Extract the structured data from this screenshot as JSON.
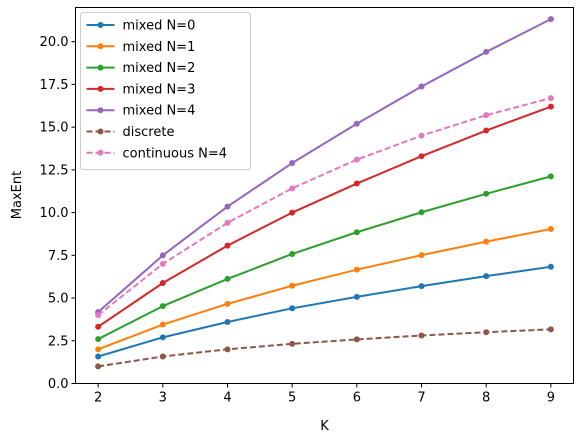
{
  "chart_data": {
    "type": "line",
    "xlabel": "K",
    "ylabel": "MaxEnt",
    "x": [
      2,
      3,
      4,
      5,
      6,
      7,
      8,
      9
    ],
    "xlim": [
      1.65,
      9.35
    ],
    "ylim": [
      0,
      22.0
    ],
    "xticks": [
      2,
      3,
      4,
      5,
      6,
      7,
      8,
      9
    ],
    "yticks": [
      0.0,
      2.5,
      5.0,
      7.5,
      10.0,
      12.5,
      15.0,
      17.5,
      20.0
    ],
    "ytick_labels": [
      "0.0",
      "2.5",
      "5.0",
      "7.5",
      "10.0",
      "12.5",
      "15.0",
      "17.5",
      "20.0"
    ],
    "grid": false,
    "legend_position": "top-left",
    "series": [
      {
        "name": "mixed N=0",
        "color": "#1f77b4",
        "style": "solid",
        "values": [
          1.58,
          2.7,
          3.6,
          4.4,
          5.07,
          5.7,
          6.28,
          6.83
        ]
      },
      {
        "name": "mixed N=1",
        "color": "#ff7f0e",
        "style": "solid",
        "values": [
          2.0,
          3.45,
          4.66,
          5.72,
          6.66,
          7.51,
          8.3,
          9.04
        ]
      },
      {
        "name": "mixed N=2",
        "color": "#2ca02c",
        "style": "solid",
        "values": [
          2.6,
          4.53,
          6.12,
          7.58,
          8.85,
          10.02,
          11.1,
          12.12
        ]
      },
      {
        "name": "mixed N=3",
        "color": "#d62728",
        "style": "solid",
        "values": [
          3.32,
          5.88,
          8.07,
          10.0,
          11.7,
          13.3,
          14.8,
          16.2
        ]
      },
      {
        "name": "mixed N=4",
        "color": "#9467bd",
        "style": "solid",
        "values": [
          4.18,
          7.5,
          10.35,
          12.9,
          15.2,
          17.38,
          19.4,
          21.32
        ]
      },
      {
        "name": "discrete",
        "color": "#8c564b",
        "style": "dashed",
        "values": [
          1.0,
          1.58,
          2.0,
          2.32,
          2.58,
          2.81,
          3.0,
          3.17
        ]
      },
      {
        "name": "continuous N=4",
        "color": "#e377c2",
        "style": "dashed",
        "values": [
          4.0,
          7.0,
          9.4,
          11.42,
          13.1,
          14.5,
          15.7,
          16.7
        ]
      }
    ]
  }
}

## Task instructions
Pictures don't belong in the copy. Restate all the entries exactly.

## Answer
Extract the structured data from this screenshot as JSON.
{
  "chart_data": {
    "type": "line",
    "xlabel": "K",
    "ylabel": "MaxEnt",
    "x": [
      2,
      3,
      4,
      5,
      6,
      7,
      8,
      9
    ],
    "xlim": [
      1.65,
      9.35
    ],
    "ylim": [
      0,
      22.0
    ],
    "xticks": [
      2,
      3,
      4,
      5,
      6,
      7,
      8,
      9
    ],
    "yticks": [
      0.0,
      2.5,
      5.0,
      7.5,
      10.0,
      12.5,
      15.0,
      17.5,
      20.0
    ],
    "ytick_labels": [
      "0.0",
      "2.5",
      "5.0",
      "7.5",
      "10.0",
      "12.5",
      "15.0",
      "17.5",
      "20.0"
    ],
    "grid": false,
    "legend_position": "top-left",
    "series": [
      {
        "name": "mixed N=0",
        "color": "#1f77b4",
        "style": "solid",
        "values": [
          1.58,
          2.7,
          3.6,
          4.4,
          5.07,
          5.7,
          6.28,
          6.83
        ]
      },
      {
        "name": "mixed N=1",
        "color": "#ff7f0e",
        "style": "solid",
        "values": [
          2.0,
          3.45,
          4.66,
          5.72,
          6.66,
          7.51,
          8.3,
          9.04
        ]
      },
      {
        "name": "mixed N=2",
        "color": "#2ca02c",
        "style": "solid",
        "values": [
          2.6,
          4.53,
          6.12,
          7.58,
          8.85,
          10.02,
          11.1,
          12.12
        ]
      },
      {
        "name": "mixed N=3",
        "color": "#d62728",
        "style": "solid",
        "values": [
          3.32,
          5.88,
          8.07,
          10.0,
          11.7,
          13.3,
          14.8,
          16.2
        ]
      },
      {
        "name": "mixed N=4",
        "color": "#9467bd",
        "style": "solid",
        "values": [
          4.18,
          7.5,
          10.35,
          12.9,
          15.2,
          17.38,
          19.4,
          21.32
        ]
      },
      {
        "name": "discrete",
        "color": "#8c564b",
        "style": "dashed",
        "values": [
          1.0,
          1.58,
          2.0,
          2.32,
          2.58,
          2.81,
          3.0,
          3.17
        ]
      },
      {
        "name": "continuous N=4",
        "color": "#e377c2",
        "style": "dashed",
        "values": [
          4.0,
          7.0,
          9.4,
          11.42,
          13.1,
          14.5,
          15.7,
          16.7
        ]
      }
    ]
  }
}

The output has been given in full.